◆ Problem to work on: Give the listing again character for character, but drop the images.

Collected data
- - - -

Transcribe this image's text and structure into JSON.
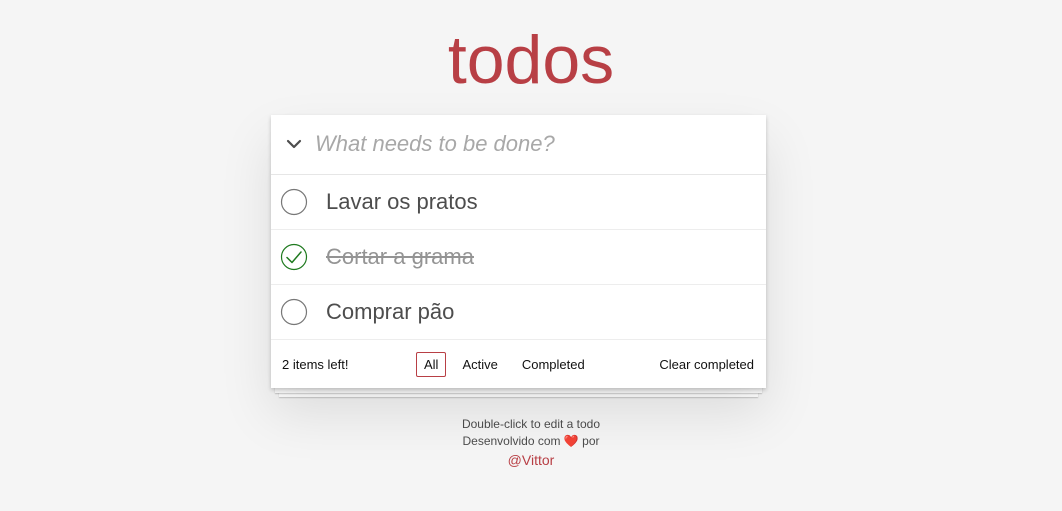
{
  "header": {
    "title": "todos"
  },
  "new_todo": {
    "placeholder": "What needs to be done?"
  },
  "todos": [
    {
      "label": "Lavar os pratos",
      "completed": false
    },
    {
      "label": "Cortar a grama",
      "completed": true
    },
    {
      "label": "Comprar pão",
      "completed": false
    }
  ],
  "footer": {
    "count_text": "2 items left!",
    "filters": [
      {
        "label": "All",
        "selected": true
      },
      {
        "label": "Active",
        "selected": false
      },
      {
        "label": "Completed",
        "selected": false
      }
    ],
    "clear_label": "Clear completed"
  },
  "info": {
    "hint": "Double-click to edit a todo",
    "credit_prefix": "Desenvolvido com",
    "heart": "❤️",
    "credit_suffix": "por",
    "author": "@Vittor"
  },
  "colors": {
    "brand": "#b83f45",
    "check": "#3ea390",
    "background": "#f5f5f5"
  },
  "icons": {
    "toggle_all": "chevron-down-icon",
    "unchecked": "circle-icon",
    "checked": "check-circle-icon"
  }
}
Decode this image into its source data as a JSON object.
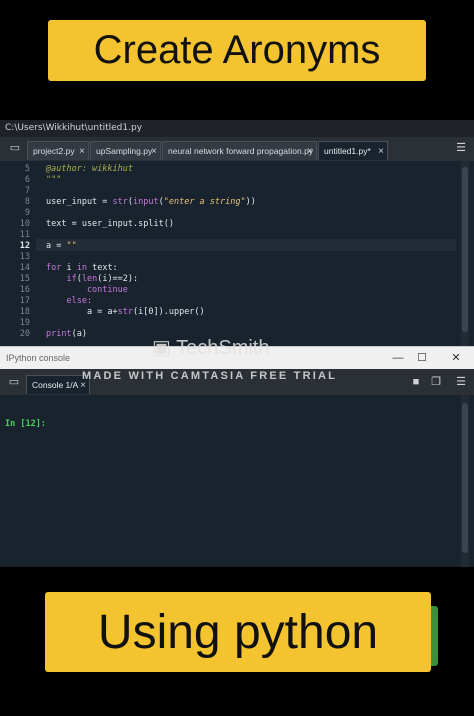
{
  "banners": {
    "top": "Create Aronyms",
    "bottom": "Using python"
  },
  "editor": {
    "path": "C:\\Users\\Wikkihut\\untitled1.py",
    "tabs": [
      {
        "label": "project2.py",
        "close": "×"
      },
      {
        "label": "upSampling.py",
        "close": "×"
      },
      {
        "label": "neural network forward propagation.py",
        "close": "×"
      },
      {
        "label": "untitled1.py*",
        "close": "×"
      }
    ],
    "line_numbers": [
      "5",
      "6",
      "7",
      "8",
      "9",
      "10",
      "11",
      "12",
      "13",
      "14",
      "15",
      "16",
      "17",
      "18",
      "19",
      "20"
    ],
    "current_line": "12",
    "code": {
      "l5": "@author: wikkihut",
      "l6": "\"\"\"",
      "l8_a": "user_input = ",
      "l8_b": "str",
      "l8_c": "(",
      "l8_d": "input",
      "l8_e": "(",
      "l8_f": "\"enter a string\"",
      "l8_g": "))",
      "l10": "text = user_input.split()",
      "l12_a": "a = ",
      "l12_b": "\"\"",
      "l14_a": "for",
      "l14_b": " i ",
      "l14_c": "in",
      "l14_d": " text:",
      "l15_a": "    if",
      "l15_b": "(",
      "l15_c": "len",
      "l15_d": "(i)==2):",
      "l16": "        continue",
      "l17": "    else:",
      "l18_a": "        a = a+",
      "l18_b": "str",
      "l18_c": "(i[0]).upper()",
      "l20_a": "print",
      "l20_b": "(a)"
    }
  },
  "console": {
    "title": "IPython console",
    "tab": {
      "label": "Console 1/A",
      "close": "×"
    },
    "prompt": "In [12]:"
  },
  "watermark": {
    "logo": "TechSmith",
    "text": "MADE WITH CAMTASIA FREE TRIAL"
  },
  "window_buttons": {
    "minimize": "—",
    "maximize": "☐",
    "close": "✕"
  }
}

- - - -

◆ Answer below:
Transcribe this image's text and structure into JSON.
{
  "header": {
    "title": "todos"
  },
  "new_todo": {
    "placeholder": "What needs to be done?"
  },
  "todos": [
    {
      "label": "Lavar os pratos",
      "completed": false
    },
    {
      "label": "Cortar a grama",
      "completed": true
    },
    {
      "label": "Comprar pão",
      "completed": false
    }
  ],
  "footer": {
    "count_text": "2 items left!",
    "filters": [
      {
        "label": "All",
        "selected": true
      },
      {
        "label": "Active",
        "selected": false
      },
      {
        "label": "Completed",
        "selected": false
      }
    ],
    "clear_label": "Clear completed"
  },
  "info": {
    "hint": "Double-click to edit a todo",
    "credit_prefix": "Desenvolvido com",
    "heart": "❤️",
    "credit_suffix": "por",
    "author": "@Vittor"
  },
  "colors": {
    "brand": "#b83f45",
    "check": "#3ea390",
    "background": "#f5f5f5"
  },
  "icons": {
    "toggle_all": "chevron-down-icon",
    "unchecked": "circle-icon",
    "checked": "check-circle-icon"
  }
}
Decode this image into its source data as a JSON object.
{
  "banners": {
    "top": "Create Aronyms",
    "bottom": "Using python"
  },
  "editor": {
    "path": "C:\\Users\\Wikkihut\\untitled1.py",
    "tabs": [
      {
        "label": "project2.py",
        "close": "×"
      },
      {
        "label": "upSampling.py",
        "close": "×"
      },
      {
        "label": "neural network forward propagation.py",
        "close": "×"
      },
      {
        "label": "untitled1.py*",
        "close": "×"
      }
    ],
    "line_numbers": [
      "5",
      "6",
      "7",
      "8",
      "9",
      "10",
      "11",
      "12",
      "13",
      "14",
      "15",
      "16",
      "17",
      "18",
      "19",
      "20"
    ],
    "current_line": "12",
    "code": {
      "l5": "@author: wikkihut",
      "l6": "\"\"\"",
      "l8_a": "user_input = ",
      "l8_b": "str",
      "l8_c": "(",
      "l8_d": "input",
      "l8_e": "(",
      "l8_f": "\"enter a string\"",
      "l8_g": "))",
      "l10": "text = user_input.split()",
      "l12_a": "a = ",
      "l12_b": "\"\"",
      "l14_a": "for",
      "l14_b": " i ",
      "l14_c": "in",
      "l14_d": " text:",
      "l15_a": "    if",
      "l15_b": "(",
      "l15_c": "len",
      "l15_d": "(i)==2):",
      "l16": "        continue",
      "l17": "    else:",
      "l18_a": "        a = a+",
      "l18_b": "str",
      "l18_c": "(i[0]).upper()",
      "l20_a": "print",
      "l20_b": "(a)"
    }
  },
  "console": {
    "title": "IPython console",
    "tab": {
      "label": "Console 1/A",
      "close": "×"
    },
    "prompt": "In [12]:"
  },
  "watermark": {
    "logo": "TechSmith",
    "text": "MADE WITH CAMTASIA FREE TRIAL"
  },
  "window_buttons": {
    "minimize": "—",
    "maximize": "☐",
    "close": "✕"
  }
}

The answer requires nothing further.